**What the task requires:** Spot each line that carries the word "data"; copy those lines.

------------------------------------------------------------------------

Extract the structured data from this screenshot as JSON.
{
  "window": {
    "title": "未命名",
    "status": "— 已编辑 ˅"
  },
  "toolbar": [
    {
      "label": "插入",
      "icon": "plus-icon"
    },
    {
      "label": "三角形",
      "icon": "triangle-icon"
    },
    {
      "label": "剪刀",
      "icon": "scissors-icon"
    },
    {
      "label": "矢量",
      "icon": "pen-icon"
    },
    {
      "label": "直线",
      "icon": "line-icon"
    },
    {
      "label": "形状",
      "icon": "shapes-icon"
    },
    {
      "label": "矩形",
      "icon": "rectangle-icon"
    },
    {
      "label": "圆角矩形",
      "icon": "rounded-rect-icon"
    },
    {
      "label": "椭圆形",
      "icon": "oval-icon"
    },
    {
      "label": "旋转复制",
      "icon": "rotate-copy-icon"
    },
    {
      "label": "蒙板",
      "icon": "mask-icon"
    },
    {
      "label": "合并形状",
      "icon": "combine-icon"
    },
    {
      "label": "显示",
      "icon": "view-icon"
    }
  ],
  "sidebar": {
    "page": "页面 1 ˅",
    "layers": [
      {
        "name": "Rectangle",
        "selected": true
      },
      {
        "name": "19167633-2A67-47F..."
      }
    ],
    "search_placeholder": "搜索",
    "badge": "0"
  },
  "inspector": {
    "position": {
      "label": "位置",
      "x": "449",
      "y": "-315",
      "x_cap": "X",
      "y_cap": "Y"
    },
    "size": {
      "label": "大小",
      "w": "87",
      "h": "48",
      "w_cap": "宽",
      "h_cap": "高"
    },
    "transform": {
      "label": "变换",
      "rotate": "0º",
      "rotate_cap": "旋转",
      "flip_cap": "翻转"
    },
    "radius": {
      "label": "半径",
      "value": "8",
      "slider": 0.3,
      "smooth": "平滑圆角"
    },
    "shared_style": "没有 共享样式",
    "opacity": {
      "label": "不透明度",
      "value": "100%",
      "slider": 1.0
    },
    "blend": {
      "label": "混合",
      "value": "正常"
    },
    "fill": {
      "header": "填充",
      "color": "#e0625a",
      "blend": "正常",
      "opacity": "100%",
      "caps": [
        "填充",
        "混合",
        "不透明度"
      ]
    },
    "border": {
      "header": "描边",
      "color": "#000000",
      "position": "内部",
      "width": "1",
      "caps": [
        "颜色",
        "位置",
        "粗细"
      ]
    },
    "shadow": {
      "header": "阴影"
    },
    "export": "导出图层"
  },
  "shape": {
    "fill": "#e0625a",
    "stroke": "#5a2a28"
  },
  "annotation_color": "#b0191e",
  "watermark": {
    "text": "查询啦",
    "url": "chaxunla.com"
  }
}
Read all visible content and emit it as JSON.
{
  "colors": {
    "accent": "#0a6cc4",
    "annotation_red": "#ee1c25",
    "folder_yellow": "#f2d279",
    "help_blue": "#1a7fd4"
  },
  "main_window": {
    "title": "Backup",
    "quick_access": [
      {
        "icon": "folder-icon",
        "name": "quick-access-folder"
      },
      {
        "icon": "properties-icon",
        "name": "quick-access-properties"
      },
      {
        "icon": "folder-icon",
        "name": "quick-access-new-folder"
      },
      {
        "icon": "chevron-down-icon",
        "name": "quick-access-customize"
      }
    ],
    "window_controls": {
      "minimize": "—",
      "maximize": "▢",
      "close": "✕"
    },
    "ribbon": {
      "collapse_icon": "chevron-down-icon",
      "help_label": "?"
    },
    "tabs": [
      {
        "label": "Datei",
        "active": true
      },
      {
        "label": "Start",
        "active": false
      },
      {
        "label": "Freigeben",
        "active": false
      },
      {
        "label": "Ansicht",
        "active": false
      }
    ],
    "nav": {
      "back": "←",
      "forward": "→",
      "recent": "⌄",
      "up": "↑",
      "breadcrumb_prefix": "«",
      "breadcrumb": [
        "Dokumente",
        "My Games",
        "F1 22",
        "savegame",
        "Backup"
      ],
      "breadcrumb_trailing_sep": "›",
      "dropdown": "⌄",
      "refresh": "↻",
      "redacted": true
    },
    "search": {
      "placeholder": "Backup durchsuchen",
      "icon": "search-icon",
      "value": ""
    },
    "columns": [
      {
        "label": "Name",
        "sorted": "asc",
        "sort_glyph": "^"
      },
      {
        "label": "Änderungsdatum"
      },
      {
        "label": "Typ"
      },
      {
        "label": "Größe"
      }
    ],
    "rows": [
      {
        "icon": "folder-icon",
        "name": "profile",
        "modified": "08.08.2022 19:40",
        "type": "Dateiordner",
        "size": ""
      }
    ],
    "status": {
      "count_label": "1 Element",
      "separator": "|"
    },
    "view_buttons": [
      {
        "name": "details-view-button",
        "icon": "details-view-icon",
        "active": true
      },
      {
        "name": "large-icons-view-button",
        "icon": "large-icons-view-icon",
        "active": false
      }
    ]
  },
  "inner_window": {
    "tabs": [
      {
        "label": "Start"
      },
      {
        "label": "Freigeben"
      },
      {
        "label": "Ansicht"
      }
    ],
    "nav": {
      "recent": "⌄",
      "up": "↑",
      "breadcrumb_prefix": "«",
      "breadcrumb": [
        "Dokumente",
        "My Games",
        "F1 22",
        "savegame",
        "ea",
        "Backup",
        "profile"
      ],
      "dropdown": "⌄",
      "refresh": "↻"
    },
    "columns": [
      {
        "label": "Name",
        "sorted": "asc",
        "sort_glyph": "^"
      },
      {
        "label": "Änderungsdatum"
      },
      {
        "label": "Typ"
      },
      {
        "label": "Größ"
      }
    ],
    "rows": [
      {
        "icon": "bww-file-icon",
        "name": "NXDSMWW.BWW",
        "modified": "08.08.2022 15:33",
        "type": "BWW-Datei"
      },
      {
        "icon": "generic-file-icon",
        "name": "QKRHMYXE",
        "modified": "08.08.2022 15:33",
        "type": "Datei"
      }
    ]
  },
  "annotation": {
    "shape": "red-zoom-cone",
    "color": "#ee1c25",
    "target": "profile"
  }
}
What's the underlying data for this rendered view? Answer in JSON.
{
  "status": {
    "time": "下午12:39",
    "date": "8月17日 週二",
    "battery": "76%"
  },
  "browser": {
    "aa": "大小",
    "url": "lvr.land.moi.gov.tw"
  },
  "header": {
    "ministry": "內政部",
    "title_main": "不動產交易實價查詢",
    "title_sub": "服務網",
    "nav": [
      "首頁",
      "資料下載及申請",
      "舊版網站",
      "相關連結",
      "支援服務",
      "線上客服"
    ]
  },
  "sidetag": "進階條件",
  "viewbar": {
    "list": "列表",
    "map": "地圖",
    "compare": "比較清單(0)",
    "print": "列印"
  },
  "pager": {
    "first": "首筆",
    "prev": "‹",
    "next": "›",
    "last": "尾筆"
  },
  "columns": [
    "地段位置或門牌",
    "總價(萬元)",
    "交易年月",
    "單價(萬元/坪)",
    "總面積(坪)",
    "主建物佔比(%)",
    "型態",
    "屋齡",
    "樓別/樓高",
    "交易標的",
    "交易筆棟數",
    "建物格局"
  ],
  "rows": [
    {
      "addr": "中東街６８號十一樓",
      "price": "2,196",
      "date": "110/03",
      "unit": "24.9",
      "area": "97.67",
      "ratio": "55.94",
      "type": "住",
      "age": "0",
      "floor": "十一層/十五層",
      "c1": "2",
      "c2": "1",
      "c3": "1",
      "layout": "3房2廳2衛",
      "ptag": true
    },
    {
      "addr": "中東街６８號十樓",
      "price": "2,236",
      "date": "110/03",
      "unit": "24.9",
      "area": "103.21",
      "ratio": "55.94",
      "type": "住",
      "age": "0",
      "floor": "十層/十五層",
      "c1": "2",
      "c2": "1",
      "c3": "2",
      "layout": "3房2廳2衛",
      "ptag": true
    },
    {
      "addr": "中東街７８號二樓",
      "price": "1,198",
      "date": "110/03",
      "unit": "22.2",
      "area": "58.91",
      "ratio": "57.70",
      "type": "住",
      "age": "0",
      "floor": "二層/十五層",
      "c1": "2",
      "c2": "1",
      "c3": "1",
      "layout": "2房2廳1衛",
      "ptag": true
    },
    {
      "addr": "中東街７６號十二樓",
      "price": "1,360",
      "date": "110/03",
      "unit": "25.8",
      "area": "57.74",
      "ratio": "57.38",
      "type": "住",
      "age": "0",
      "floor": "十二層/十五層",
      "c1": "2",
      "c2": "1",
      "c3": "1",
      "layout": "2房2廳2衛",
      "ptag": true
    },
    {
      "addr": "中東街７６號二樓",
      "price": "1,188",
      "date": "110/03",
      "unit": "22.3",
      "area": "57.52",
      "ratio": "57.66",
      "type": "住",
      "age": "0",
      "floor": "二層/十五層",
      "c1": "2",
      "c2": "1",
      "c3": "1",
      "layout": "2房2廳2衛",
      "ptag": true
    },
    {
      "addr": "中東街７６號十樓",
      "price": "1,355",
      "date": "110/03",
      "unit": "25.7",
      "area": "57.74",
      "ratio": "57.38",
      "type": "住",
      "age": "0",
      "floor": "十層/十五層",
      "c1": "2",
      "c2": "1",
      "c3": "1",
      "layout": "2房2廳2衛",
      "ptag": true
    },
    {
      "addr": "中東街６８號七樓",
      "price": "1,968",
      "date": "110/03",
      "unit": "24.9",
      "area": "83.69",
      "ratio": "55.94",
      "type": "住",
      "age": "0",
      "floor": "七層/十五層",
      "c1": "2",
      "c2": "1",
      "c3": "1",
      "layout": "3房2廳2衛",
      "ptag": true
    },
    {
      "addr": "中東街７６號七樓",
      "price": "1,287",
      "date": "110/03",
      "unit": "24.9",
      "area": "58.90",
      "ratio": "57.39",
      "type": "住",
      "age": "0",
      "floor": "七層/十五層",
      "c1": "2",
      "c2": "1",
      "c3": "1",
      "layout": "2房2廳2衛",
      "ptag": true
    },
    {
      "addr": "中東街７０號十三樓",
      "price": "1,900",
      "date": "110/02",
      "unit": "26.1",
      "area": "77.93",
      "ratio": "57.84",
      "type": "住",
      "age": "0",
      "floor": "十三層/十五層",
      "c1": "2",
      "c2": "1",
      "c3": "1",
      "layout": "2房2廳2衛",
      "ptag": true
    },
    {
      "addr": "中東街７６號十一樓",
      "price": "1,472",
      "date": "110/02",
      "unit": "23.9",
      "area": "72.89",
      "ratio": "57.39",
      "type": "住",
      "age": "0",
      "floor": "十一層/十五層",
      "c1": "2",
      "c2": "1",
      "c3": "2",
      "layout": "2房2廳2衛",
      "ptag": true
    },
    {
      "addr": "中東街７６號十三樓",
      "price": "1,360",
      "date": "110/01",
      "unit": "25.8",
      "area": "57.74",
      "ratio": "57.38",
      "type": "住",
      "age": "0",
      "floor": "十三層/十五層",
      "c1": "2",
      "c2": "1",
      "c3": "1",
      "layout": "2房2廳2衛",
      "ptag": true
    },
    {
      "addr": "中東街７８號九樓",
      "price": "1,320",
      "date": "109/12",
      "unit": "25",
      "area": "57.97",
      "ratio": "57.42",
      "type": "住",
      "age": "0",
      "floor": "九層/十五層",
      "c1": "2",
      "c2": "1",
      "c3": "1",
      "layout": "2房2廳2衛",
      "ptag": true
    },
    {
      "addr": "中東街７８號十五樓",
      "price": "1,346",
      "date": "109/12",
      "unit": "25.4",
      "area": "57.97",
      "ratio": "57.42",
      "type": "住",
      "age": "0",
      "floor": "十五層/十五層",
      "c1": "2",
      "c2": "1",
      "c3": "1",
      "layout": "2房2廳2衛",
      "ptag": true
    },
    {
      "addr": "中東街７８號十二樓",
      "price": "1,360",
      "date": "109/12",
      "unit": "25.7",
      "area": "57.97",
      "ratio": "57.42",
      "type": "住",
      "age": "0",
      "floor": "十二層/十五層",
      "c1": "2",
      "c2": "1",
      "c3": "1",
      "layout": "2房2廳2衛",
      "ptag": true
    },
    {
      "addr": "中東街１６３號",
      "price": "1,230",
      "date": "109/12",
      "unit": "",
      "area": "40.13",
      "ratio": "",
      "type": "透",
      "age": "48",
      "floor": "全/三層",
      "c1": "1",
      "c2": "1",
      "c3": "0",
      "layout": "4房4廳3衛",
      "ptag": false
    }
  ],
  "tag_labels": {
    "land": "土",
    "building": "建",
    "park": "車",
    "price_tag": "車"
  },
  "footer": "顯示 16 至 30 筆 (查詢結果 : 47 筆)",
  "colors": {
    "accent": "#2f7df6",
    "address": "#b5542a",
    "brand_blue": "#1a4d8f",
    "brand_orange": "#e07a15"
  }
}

------------------------------------------------------------------------

**Answer in full:**
Extract the structured data from this screenshot as JSON.
What's the underlying data for this rendered view? Answer in JSON.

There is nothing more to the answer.